=== EXTRACTED RECORDS ===
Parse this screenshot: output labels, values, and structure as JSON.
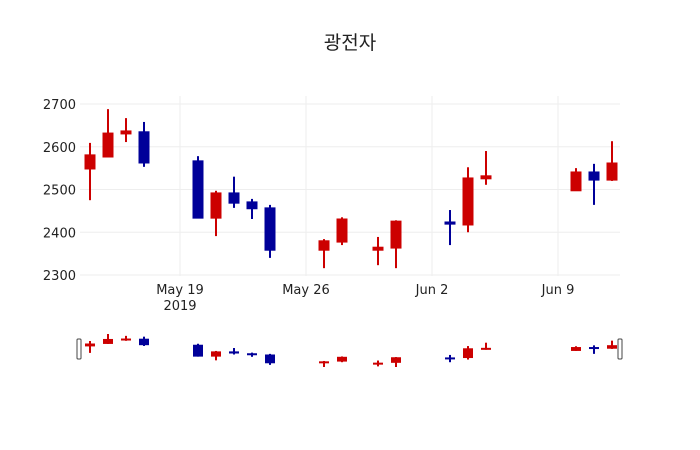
{
  "chart_data": {
    "type": "candlestick",
    "title": "광전자",
    "xlabel": "",
    "ylabel": "",
    "ylim": [
      2300,
      2700
    ],
    "y_ticks": [
      2300,
      2400,
      2500,
      2600,
      2700
    ],
    "x_ticks": [
      {
        "label": "May 19",
        "sublabel": "2019",
        "date": "2019-05-19"
      },
      {
        "label": "May 26",
        "sublabel": "",
        "date": "2019-05-26"
      },
      {
        "label": "Jun 2",
        "sublabel": "",
        "date": "2019-06-02"
      },
      {
        "label": "Jun 9",
        "sublabel": "",
        "date": "2019-06-09"
      }
    ],
    "grid": true,
    "rangeslider": true,
    "increasing_color": "#cc0000",
    "decreasing_color": "#000099",
    "data": [
      {
        "date": "2019-05-14",
        "open": 2548,
        "high": 2609,
        "low": 2475,
        "close": 2581
      },
      {
        "date": "2019-05-15",
        "open": 2576,
        "high": 2688,
        "low": 2576,
        "close": 2632
      },
      {
        "date": "2019-05-16",
        "open": 2630,
        "high": 2667,
        "low": 2611,
        "close": 2637
      },
      {
        "date": "2019-05-17",
        "open": 2635,
        "high": 2658,
        "low": 2553,
        "close": 2562
      },
      {
        "date": "2019-05-20",
        "open": 2567,
        "high": 2578,
        "low": 2433,
        "close": 2433
      },
      {
        "date": "2019-05-21",
        "open": 2433,
        "high": 2497,
        "low": 2391,
        "close": 2492
      },
      {
        "date": "2019-05-22",
        "open": 2492,
        "high": 2530,
        "low": 2457,
        "close": 2468
      },
      {
        "date": "2019-05-23",
        "open": 2471,
        "high": 2478,
        "low": 2431,
        "close": 2455
      },
      {
        "date": "2019-05-24",
        "open": 2457,
        "high": 2464,
        "low": 2340,
        "close": 2358
      },
      {
        "date": "2019-05-27",
        "open": 2358,
        "high": 2384,
        "low": 2316,
        "close": 2380
      },
      {
        "date": "2019-05-28",
        "open": 2377,
        "high": 2435,
        "low": 2370,
        "close": 2431
      },
      {
        "date": "2019-05-30",
        "open": 2358,
        "high": 2389,
        "low": 2323,
        "close": 2365
      },
      {
        "date": "2019-05-31",
        "open": 2363,
        "high": 2428,
        "low": 2316,
        "close": 2426
      },
      {
        "date": "2019-06-03",
        "open": 2424,
        "high": 2452,
        "low": 2370,
        "close": 2419
      },
      {
        "date": "2019-06-04",
        "open": 2417,
        "high": 2552,
        "low": 2400,
        "close": 2527
      },
      {
        "date": "2019-06-05",
        "open": 2525,
        "high": 2590,
        "low": 2511,
        "close": 2532
      },
      {
        "date": "2019-06-10",
        "open": 2497,
        "high": 2550,
        "low": 2497,
        "close": 2541
      },
      {
        "date": "2019-06-11",
        "open": 2541,
        "high": 2560,
        "low": 2464,
        "close": 2522
      },
      {
        "date": "2019-06-12",
        "open": 2522,
        "high": 2613,
        "low": 2520,
        "close": 2562
      }
    ]
  }
}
===
Go through the material above and print all of it exactly, except the pictures.

Parse this screenshot: output labels, values, and structure as JSON.
{
  "chart_data": {
    "type": "candlestick",
    "title": "광전자",
    "xlabel": "",
    "ylabel": "",
    "ylim": [
      2300,
      2700
    ],
    "y_ticks": [
      2300,
      2400,
      2500,
      2600,
      2700
    ],
    "x_ticks": [
      {
        "label": "May 19",
        "sublabel": "2019",
        "date": "2019-05-19"
      },
      {
        "label": "May 26",
        "sublabel": "",
        "date": "2019-05-26"
      },
      {
        "label": "Jun 2",
        "sublabel": "",
        "date": "2019-06-02"
      },
      {
        "label": "Jun 9",
        "sublabel": "",
        "date": "2019-06-09"
      }
    ],
    "grid": true,
    "rangeslider": true,
    "increasing_color": "#cc0000",
    "decreasing_color": "#000099",
    "data": [
      {
        "date": "2019-05-14",
        "open": 2548,
        "high": 2609,
        "low": 2475,
        "close": 2581
      },
      {
        "date": "2019-05-15",
        "open": 2576,
        "high": 2688,
        "low": 2576,
        "close": 2632
      },
      {
        "date": "2019-05-16",
        "open": 2630,
        "high": 2667,
        "low": 2611,
        "close": 2637
      },
      {
        "date": "2019-05-17",
        "open": 2635,
        "high": 2658,
        "low": 2553,
        "close": 2562
      },
      {
        "date": "2019-05-20",
        "open": 2567,
        "high": 2578,
        "low": 2433,
        "close": 2433
      },
      {
        "date": "2019-05-21",
        "open": 2433,
        "high": 2497,
        "low": 2391,
        "close": 2492
      },
      {
        "date": "2019-05-22",
        "open": 2492,
        "high": 2530,
        "low": 2457,
        "close": 2468
      },
      {
        "date": "2019-05-23",
        "open": 2471,
        "high": 2478,
        "low": 2431,
        "close": 2455
      },
      {
        "date": "2019-05-24",
        "open": 2457,
        "high": 2464,
        "low": 2340,
        "close": 2358
      },
      {
        "date": "2019-05-27",
        "open": 2358,
        "high": 2384,
        "low": 2316,
        "close": 2380
      },
      {
        "date": "2019-05-28",
        "open": 2377,
        "high": 2435,
        "low": 2370,
        "close": 2431
      },
      {
        "date": "2019-05-30",
        "open": 2358,
        "high": 2389,
        "low": 2323,
        "close": 2365
      },
      {
        "date": "2019-05-31",
        "open": 2363,
        "high": 2428,
        "low": 2316,
        "close": 2426
      },
      {
        "date": "2019-06-03",
        "open": 2424,
        "high": 2452,
        "low": 2370,
        "close": 2419
      },
      {
        "date": "2019-06-04",
        "open": 2417,
        "high": 2552,
        "low": 2400,
        "close": 2527
      },
      {
        "date": "2019-06-05",
        "open": 2525,
        "high": 2590,
        "low": 2511,
        "close": 2532
      },
      {
        "date": "2019-06-10",
        "open": 2497,
        "high": 2550,
        "low": 2497,
        "close": 2541
      },
      {
        "date": "2019-06-11",
        "open": 2541,
        "high": 2560,
        "low": 2464,
        "close": 2522
      },
      {
        "date": "2019-06-12",
        "open": 2522,
        "high": 2613,
        "low": 2520,
        "close": 2562
      }
    ]
  }
}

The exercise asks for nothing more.